DESCRIPTION OF THE TASK —
In the listing below, locate the lines that hold "ylabel" and copy them.

GIVEN DATA —
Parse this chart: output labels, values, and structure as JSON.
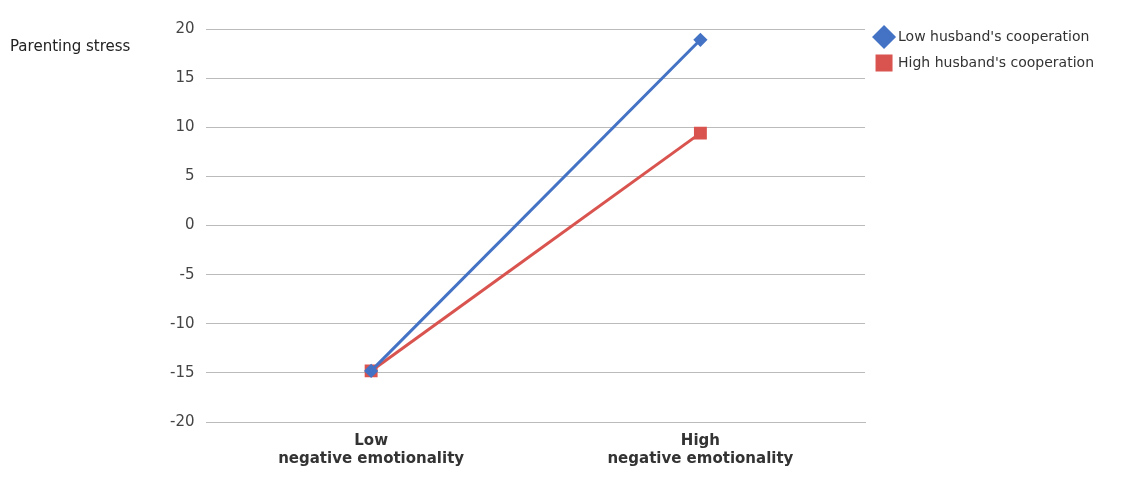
{
  "chart_data": {
    "type": "line",
    "ylabel": "Parenting stress",
    "categories": [
      "Low\nnegative emotionality",
      "High\nnegative emotionality"
    ],
    "series": [
      {
        "name": "Low husband's cooperation",
        "color": "#4472c4",
        "values": [
          -14.8,
          18.9
        ],
        "marker": "diamond"
      },
      {
        "name": "High husband's cooperation",
        "color": "#d9534f",
        "values": [
          -14.8,
          9.4
        ],
        "marker": "square"
      }
    ],
    "ylim": [
      -20,
      20
    ],
    "yticks": [
      -20,
      -15,
      -10,
      -5,
      0,
      5,
      10,
      15,
      20
    ],
    "grid": "y",
    "legend": "top right",
    "line_style": "solid"
  }
}
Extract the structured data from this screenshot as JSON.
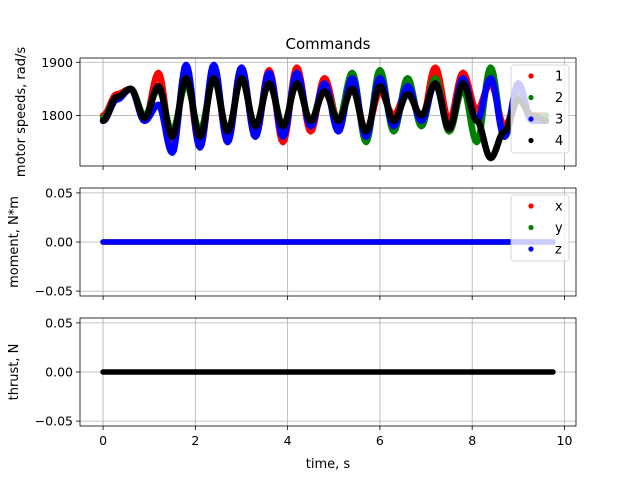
{
  "chart_data": [
    {
      "type": "scatter",
      "title": "Commands",
      "ylabel": "motor speeds, rad/s",
      "xlabel": "",
      "xlim": [
        -0.5,
        10.25
      ],
      "ylim": [
        1705,
        1908
      ],
      "xticks": [
        0,
        2,
        4,
        6,
        8,
        10
      ],
      "yticks": [
        1800,
        1900
      ],
      "ytick_labels": [
        "1800",
        "1900"
      ],
      "grid": true,
      "legend": "top-right",
      "series": [
        {
          "name": "1",
          "color": "#ff0000",
          "x": [
            0,
            0.3,
            0.6,
            0.9,
            1.2,
            1.5,
            1.8,
            2.1,
            2.4,
            2.7,
            3.0,
            3.3,
            3.6,
            3.9,
            4.2,
            4.5,
            4.8,
            5.1,
            5.4,
            5.7,
            6.0,
            6.3,
            6.6,
            6.9,
            7.2,
            7.5,
            7.8,
            8.1,
            8.4,
            8.7,
            9.0,
            9.3,
            9.6
          ],
          "y": [
            1800,
            1840,
            1850,
            1790,
            1880,
            1745,
            1880,
            1740,
            1890,
            1750,
            1890,
            1760,
            1885,
            1750,
            1890,
            1770,
            1870,
            1790,
            1860,
            1770,
            1845,
            1800,
            1850,
            1790,
            1890,
            1790,
            1880,
            1810,
            1860,
            1780,
            1830,
            1800,
            1800
          ]
        },
        {
          "name": "2",
          "color": "#008000",
          "x": [
            0,
            0.3,
            0.6,
            0.9,
            1.2,
            1.5,
            1.8,
            2.1,
            2.4,
            2.7,
            3.0,
            3.3,
            3.6,
            3.9,
            4.2,
            4.5,
            4.8,
            5.1,
            5.4,
            5.7,
            6.0,
            6.3,
            6.6,
            6.9,
            7.2,
            7.5,
            7.8,
            8.1,
            8.4,
            8.7,
            9.0,
            9.3,
            9.6
          ],
          "y": [
            1795,
            1835,
            1850,
            1800,
            1850,
            1770,
            1860,
            1770,
            1870,
            1770,
            1870,
            1780,
            1865,
            1780,
            1860,
            1790,
            1855,
            1790,
            1880,
            1750,
            1885,
            1770,
            1870,
            1780,
            1870,
            1770,
            1850,
            1750,
            1890,
            1760,
            1840,
            1790,
            1800
          ]
        },
        {
          "name": "3",
          "color": "#0000ff",
          "x": [
            0,
            0.3,
            0.6,
            0.9,
            1.2,
            1.5,
            1.8,
            2.1,
            2.4,
            2.7,
            3.0,
            3.3,
            3.6,
            3.9,
            4.2,
            4.5,
            4.8,
            5.1,
            5.4,
            5.7,
            6.0,
            6.3,
            6.6,
            6.9,
            7.2,
            7.5,
            7.8,
            8.1,
            8.4,
            8.7,
            9.0,
            9.3,
            9.6
          ],
          "y": [
            1790,
            1830,
            1850,
            1790,
            1820,
            1730,
            1895,
            1740,
            1895,
            1750,
            1890,
            1760,
            1880,
            1760,
            1880,
            1780,
            1860,
            1770,
            1870,
            1760,
            1870,
            1780,
            1855,
            1790,
            1860,
            1775,
            1870,
            1790,
            1870,
            1760,
            1860,
            1790,
            1790
          ]
        },
        {
          "name": "4",
          "color": "#000000",
          "x": [
            0,
            0.3,
            0.6,
            0.9,
            1.2,
            1.5,
            1.8,
            2.1,
            2.4,
            2.7,
            3.0,
            3.3,
            3.6,
            3.9,
            4.2,
            4.5,
            4.8,
            5.1,
            5.4,
            5.7,
            6.0,
            6.3,
            6.6,
            6.9,
            7.2,
            7.5,
            7.8,
            8.1,
            8.4,
            8.7,
            9.0,
            9.3,
            9.6
          ],
          "y": [
            1790,
            1835,
            1850,
            1795,
            1855,
            1760,
            1870,
            1760,
            1870,
            1770,
            1870,
            1780,
            1860,
            1780,
            1860,
            1790,
            1845,
            1790,
            1850,
            1770,
            1855,
            1790,
            1840,
            1800,
            1860,
            1775,
            1860,
            1790,
            1720,
            1770,
            1830,
            1800,
            1790
          ]
        }
      ]
    },
    {
      "type": "scatter",
      "title": "",
      "ylabel": "moment, N*m",
      "xlabel": "",
      "xlim": [
        -0.5,
        10.25
      ],
      "ylim": [
        -0.055,
        0.055
      ],
      "xticks": [
        0,
        2,
        4,
        6,
        8,
        10
      ],
      "yticks": [
        -0.05,
        0.0,
        0.05
      ],
      "ytick_labels": [
        "−0.05",
        "0.00",
        "0.05"
      ],
      "grid": true,
      "legend": "top-right",
      "series": [
        {
          "name": "x",
          "color": "#ff0000",
          "x": [
            0,
            9.75
          ],
          "y": [
            0,
            0
          ]
        },
        {
          "name": "y",
          "color": "#008000",
          "x": [
            0,
            9.75
          ],
          "y": [
            0,
            0
          ]
        },
        {
          "name": "z",
          "color": "#0000ff",
          "x": [
            0,
            9.75
          ],
          "y": [
            0,
            0
          ]
        }
      ]
    },
    {
      "type": "scatter",
      "title": "",
      "ylabel": "thrust, N",
      "xlabel": "time, s",
      "xlim": [
        -0.5,
        10.25
      ],
      "ylim": [
        -0.055,
        0.055
      ],
      "xticks": [
        0,
        2,
        4,
        6,
        8,
        10
      ],
      "xtick_labels": [
        "0",
        "2",
        "4",
        "6",
        "8",
        "10"
      ],
      "yticks": [
        -0.05,
        0.0,
        0.05
      ],
      "ytick_labels": [
        "−0.05",
        "0.00",
        "0.05"
      ],
      "grid": true,
      "series": [
        {
          "color": "#000000",
          "x": [
            0,
            9.75
          ],
          "y": [
            0,
            0
          ]
        }
      ]
    }
  ]
}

WRITTEN ANSWER —
    "ylabel": "Parenting stress",
      "ylabel": "motor speeds, rad/s",
      "ylabel": "moment, N*m",
      "ylabel": "thrust, N",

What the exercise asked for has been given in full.